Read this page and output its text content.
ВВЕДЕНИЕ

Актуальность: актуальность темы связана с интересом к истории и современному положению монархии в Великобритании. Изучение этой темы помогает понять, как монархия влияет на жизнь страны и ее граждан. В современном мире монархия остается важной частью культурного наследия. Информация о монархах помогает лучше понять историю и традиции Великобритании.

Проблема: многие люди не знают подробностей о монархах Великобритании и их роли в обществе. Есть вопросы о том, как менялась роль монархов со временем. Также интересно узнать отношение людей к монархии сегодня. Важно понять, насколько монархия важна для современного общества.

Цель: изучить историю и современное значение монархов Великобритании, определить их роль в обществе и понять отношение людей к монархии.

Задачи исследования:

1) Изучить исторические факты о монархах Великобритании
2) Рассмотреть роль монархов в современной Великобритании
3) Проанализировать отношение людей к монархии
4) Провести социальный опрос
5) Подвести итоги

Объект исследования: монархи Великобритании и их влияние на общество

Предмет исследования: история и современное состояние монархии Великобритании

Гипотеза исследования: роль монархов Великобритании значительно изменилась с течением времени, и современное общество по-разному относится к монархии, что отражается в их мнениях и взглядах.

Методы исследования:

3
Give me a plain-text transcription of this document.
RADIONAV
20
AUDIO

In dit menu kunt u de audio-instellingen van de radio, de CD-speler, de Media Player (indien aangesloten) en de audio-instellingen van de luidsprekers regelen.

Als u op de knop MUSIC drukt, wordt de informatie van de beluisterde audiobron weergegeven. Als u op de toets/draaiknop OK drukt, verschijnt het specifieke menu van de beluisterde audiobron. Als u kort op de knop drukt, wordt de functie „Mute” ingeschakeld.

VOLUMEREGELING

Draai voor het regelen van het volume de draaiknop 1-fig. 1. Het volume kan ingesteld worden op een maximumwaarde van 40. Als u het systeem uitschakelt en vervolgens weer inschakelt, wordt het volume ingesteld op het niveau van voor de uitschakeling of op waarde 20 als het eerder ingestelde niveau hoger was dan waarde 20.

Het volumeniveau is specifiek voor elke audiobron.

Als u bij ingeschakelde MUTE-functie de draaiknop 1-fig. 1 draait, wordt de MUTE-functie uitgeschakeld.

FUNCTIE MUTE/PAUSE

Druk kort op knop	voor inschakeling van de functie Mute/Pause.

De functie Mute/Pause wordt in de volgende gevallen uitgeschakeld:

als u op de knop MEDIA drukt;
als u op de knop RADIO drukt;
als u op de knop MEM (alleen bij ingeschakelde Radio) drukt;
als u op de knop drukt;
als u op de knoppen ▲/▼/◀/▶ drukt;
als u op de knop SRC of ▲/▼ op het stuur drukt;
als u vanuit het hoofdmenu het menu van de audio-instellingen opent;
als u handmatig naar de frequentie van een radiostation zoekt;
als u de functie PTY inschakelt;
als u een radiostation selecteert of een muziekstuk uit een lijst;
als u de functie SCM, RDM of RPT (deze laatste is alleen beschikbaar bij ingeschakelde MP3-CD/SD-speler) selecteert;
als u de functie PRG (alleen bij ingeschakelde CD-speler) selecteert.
_ _ _ _
Your task is to quote all of the data word for word.

Read this page and output its text content.
ВВЕДЕНИЕ

Актуальность: актуальность темы связана с интересом к истории и современному положению монархии в Великобритании. Изучение этой темы помогает понять, как монархия влияет на жизнь страны и ее граждан. В современном мире монархия остается важной частью культурного наследия. Информация о монархах помогает лучше понять историю и традиции Великобритании.

Проблема: многие люди не знают подробностей о монархах Великобритании и их роли в обществе. Есть вопросы о том, как менялась роль монархов со временем. Также интересно узнать отношение людей к монархии сегодня. Важно понять, насколько монархия важна для современного общества.

Цель: изучить историю и современное значение монархов Великобритании, определить их роль в обществе и понять отношение людей к монархии.

Задачи исследования:

1) Изучить исторические факты о монархах Великобритании
2) Рассмотреть роль монархов в современной Великобритании
3) Проанализировать отношение людей к монархии
4) Провести социальный опрос
5) Подвести итоги

Объект исследования: монархи Великобритании и их влияние на общество

Предмет исследования: история и современное состояние монархии Великобритании

Гипотеза исследования: роль монархов Великобритании значительно изменилась с течением времени, и современное общество по-разному относится к монархии, что отражается в их мнениях и взглядах.

Методы исследования:

3
Give me a plain-text transcription of this document.
RADIONAV
20
AUDIO

In dit menu kunt u de audio-instellingen van de radio, de CD-speler, de Media Player (indien aangesloten) en de audio-instellingen van de luidsprekers regelen.

Als u op de knop MUSIC drukt, wordt de informatie van de beluisterde audiobron weergegeven. Als u op de toets/draaiknop OK drukt, verschijnt het specifieke menu van de beluisterde audiobron. Als u kort op de knop drukt, wordt de functie „Mute” ingeschakeld.

VOLUMEREGELING

Draai voor het regelen van het volume de draaiknop 1-fig. 1. Het volume kan ingesteld worden op een maximumwaarde van 40. Als u het systeem uitschakelt en vervolgens weer inschakelt, wordt het volume ingesteld op het niveau van voor de uitschakeling of op waarde 20 als het eerder ingestelde niveau hoger was dan waarde 20.

Het volumeniveau is specifiek voor elke audiobron.

Als u bij ingeschakelde MUTE-functie de draaiknop 1-fig. 1 draait, wordt de MUTE-functie uitgeschakeld.

FUNCTIE MUTE/PAUSE

Druk kort op knop	voor inschakeling van de functie Mute/Pause.

De functie Mute/Pause wordt in de volgende gevallen uitgeschakeld:

als u op de knop MEDIA drukt;
als u op de knop RADIO drukt;
als u op de knop MEM (alleen bij ingeschakelde Radio) drukt;
als u op de knop drukt;
als u op de knoppen ▲/▼/◀/▶ drukt;
als u op de knop SRC of ▲/▼ op het stuur drukt;
als u vanuit het hoofdmenu het menu van de audio-instellingen opent;
als u handmatig naar de frequentie van een radiostation zoekt;
als u de functie PTY inschakelt;
als u een radiostation selecteert of een muziekstuk uit een lijst;
als u de functie SCM, RDM of RPT (deze laatste is alleen beschikbaar bij ingeschakelde MP3-CD/SD-speler) selecteert;
als u de functie PRG (alleen bij ingeschakelde CD-speler) selecteert.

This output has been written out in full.